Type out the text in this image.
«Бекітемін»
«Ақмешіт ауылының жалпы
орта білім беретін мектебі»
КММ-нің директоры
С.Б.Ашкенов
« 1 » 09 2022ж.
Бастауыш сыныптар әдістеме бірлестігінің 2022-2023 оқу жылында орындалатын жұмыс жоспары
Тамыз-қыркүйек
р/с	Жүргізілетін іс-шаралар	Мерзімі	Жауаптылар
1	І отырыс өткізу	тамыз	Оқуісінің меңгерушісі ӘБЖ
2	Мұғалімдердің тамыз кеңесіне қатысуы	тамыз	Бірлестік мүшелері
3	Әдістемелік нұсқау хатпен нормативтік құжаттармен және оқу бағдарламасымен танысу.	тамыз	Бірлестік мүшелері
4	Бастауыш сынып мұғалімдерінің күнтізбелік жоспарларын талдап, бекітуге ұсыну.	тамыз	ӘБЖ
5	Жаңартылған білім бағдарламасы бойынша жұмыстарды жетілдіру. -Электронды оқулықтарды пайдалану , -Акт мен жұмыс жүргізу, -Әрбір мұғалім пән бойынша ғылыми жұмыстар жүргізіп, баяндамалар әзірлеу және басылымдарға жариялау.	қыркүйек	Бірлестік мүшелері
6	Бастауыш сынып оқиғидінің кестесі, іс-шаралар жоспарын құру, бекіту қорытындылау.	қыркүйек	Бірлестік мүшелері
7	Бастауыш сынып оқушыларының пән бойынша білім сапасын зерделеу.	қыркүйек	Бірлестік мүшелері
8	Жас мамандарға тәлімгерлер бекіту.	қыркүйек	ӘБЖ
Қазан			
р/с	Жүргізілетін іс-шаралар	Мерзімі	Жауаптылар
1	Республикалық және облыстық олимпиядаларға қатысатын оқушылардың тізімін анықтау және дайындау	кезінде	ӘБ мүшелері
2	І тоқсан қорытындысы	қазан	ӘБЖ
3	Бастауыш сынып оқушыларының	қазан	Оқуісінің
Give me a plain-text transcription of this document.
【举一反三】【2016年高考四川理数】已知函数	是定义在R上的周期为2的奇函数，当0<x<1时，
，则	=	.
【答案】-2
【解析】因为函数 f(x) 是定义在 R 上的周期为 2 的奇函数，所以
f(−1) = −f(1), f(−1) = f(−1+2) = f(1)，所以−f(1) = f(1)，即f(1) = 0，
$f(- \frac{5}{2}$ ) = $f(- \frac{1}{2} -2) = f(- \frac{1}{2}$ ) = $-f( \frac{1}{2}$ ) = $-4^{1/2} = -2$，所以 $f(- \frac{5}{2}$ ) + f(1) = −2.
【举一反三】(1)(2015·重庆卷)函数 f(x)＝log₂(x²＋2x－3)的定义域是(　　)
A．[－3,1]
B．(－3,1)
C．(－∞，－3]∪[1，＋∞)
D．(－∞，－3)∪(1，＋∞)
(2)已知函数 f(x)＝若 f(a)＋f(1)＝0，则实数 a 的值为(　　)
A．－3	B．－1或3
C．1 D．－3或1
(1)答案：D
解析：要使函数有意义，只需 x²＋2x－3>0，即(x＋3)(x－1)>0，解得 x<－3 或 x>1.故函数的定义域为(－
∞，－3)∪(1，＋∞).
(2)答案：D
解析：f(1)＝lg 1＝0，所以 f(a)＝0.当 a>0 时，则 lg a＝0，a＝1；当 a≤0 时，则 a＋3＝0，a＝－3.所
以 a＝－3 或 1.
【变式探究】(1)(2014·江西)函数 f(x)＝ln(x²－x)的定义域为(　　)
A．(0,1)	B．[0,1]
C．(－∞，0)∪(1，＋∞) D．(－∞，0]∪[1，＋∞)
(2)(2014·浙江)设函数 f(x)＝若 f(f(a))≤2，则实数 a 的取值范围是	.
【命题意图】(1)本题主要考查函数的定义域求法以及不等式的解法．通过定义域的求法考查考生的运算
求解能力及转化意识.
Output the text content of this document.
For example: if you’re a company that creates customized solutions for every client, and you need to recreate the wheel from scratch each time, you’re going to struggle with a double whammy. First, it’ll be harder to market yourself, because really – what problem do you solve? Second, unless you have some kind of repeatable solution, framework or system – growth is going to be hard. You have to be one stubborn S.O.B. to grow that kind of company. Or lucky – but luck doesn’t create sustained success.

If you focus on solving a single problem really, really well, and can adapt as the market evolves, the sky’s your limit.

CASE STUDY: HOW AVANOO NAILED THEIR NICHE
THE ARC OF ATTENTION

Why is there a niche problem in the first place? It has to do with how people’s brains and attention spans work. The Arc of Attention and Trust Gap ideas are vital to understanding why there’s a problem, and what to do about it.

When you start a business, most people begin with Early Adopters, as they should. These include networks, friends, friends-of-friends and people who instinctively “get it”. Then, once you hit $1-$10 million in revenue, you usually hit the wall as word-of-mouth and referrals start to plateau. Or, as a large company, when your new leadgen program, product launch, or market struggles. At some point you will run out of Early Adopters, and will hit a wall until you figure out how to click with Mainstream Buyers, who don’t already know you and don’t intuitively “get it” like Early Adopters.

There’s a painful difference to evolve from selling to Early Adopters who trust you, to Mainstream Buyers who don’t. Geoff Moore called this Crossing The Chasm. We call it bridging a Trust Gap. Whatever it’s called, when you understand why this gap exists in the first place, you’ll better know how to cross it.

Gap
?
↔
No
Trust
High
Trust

------------------------------

> [THE REQUEST]: Recopy the whole listing exactly.

> [RESULT FOR THIS EXERCISE]:
Type out the text in this image.
«Бекітемін»
«Ақмешіт ауылының жалпы
орта білім беретін мектебі»
КММ-нің директоры
С.Б.Ашкенов
« 1 » 09 2022ж.
Бастауыш сыныптар әдістеме бірлестігінің 2022-2023 оқу жылында орындалатын жұмыс жоспары
Тамыз-қыркүйек
р/с	Жүргізілетін іс-шаралар	Мерзімі	Жауаптылар
1	І отырыс өткізу	тамыз	Оқуісінің меңгерушісі ӘБЖ
2	Мұғалімдердің тамыз кеңесіне қатысуы	тамыз	Бірлестік мүшелері
3	Әдістемелік нұсқау хатпен нормативтік құжаттармен және оқу бағдарламасымен танысу.	тамыз	Бірлестік мүшелері
4	Бастауыш сынып мұғалімдерінің күнтізбелік жоспарларын талдап, бекітуге ұсыну.	тамыз	ӘБЖ
5	Жаңартылған білім бағдарламасы бойынша жұмыстарды жетілдіру. -Электронды оқулықтарды пайдалану , -Акт мен жұмыс жүргізу, -Әрбір мұғалім пән бойынша ғылыми жұмыстар жүргізіп, баяндамалар әзірлеу және басылымдарға жариялау.	қыркүйек	Бірлестік мүшелері
6	Бастауыш сынып оқиғидінің кестесі, іс-шаралар жоспарын құру, бекіту қорытындылау.	қыркүйек	Бірлестік мүшелері
7	Бастауыш сынып оқушыларының пән бойынша білім сапасын зерделеу.	қыркүйек	Бірлестік мүшелері
8	Жас мамандарға тәлімгерлер бекіту.	қыркүйек	ӘБЖ
Қазан			
р/с	Жүргізілетін іс-шаралар	Мерзімі	Жауаптылар
1	Республикалық және облыстық олимпиядаларға қатысатын оқушылардың тізімін анықтау және дайындау	кезінде	ӘБ мүшелері
2	І тоқсан қорытындысы	қазан	ӘБЖ
3	Бастауыш сынып оқушыларының	қазан	Оқуісінің
Give me a plain-text transcription of this document.
【举一反三】【2016年高考四川理数】已知函数	是定义在R上的周期为2的奇函数，当0<x<1时，
，则	=	.
【答案】-2
【解析】因为函数 f(x) 是定义在 R 上的周期为 2 的奇函数，所以
f(−1) = −f(1), f(−1) = f(−1+2) = f(1)，所以−f(1) = f(1)，即f(1) = 0，
$f(- \frac{5}{2}$ ) = $f(- \frac{1}{2} -2) = f(- \frac{1}{2}$ ) = $-f( \frac{1}{2}$ ) = $-4^{1/2} = -2$，所以 $f(- \frac{5}{2}$ ) + f(1) = −2.
【举一反三】(1)(2015·重庆卷)函数 f(x)＝log₂(x²＋2x－3)的定义域是(　　)
A．[－3,1]
B．(－3,1)
C．(－∞，－3]∪[1，＋∞)
D．(－∞，－3)∪(1，＋∞)
(2)已知函数 f(x)＝若 f(a)＋f(1)＝0，则实数 a 的值为(　　)
A．－3	B．－1或3
C．1 D．－3或1
(1)答案：D
解析：要使函数有意义，只需 x²＋2x－3>0，即(x＋3)(x－1)>0，解得 x<－3 或 x>1.故函数的定义域为(－
∞，－3)∪(1，＋∞).
(2)答案：D
解析：f(1)＝lg 1＝0，所以 f(a)＝0.当 a>0 时，则 lg a＝0，a＝1；当 a≤0 时，则 a＋3＝0，a＝－3.所
以 a＝－3 或 1.
【变式探究】(1)(2014·江西)函数 f(x)＝ln(x²－x)的定义域为(　　)
A．(0,1)	B．[0,1]
C．(－∞，0)∪(1，＋∞) D．(－∞，0]∪[1，＋∞)
(2)(2014·浙江)设函数 f(x)＝若 f(f(a))≤2，则实数 a 的取值范围是	.
【命题意图】(1)本题主要考查函数的定义域求法以及不等式的解法．通过定义域的求法考查考生的运算
求解能力及转化意识.
Output the text content of this document.
For example: if you’re a company that creates customized solutions for every client, and you need to recreate the wheel from scratch each time, you’re going to struggle with a double whammy. First, it’ll be harder to market yourself, because really – what problem do you solve? Second, unless you have some kind of repeatable solution, framework or system – growth is going to be hard. You have to be one stubborn S.O.B. to grow that kind of company. Or lucky – but luck doesn’t create sustained success.

If you focus on solving a single problem really, really well, and can adapt as the market evolves, the sky’s your limit.

CASE STUDY: HOW AVANOO NAILED THEIR NICHE
THE ARC OF ATTENTION

Why is there a niche problem in the first place? It has to do with how people’s brains and attention spans work. The Arc of Attention and Trust Gap ideas are vital to understanding why there’s a problem, and what to do about it.

When you start a business, most people begin with Early Adopters, as they should. These include networks, friends, friends-of-friends and people who instinctively “get it”. Then, once you hit $1-$10 million in revenue, you usually hit the wall as word-of-mouth and referrals start to plateau. Or, as a large company, when your new leadgen program, product launch, or market struggles. At some point you will run out of Early Adopters, and will hit a wall until you figure out how to click with Mainstream Buyers, who don’t already know you and don’t intuitively “get it” like Early Adopters.

There’s a painful difference to evolve from selling to Early Adopters who trust you, to Mainstream Buyers who don’t. Geoff Moore called this Crossing The Chasm. We call it bridging a Trust Gap. Whatever it’s called, when you understand why this gap exists in the first place, you’ll better know how to cross it.

Gap
?
↔
No
Trust
High
Trust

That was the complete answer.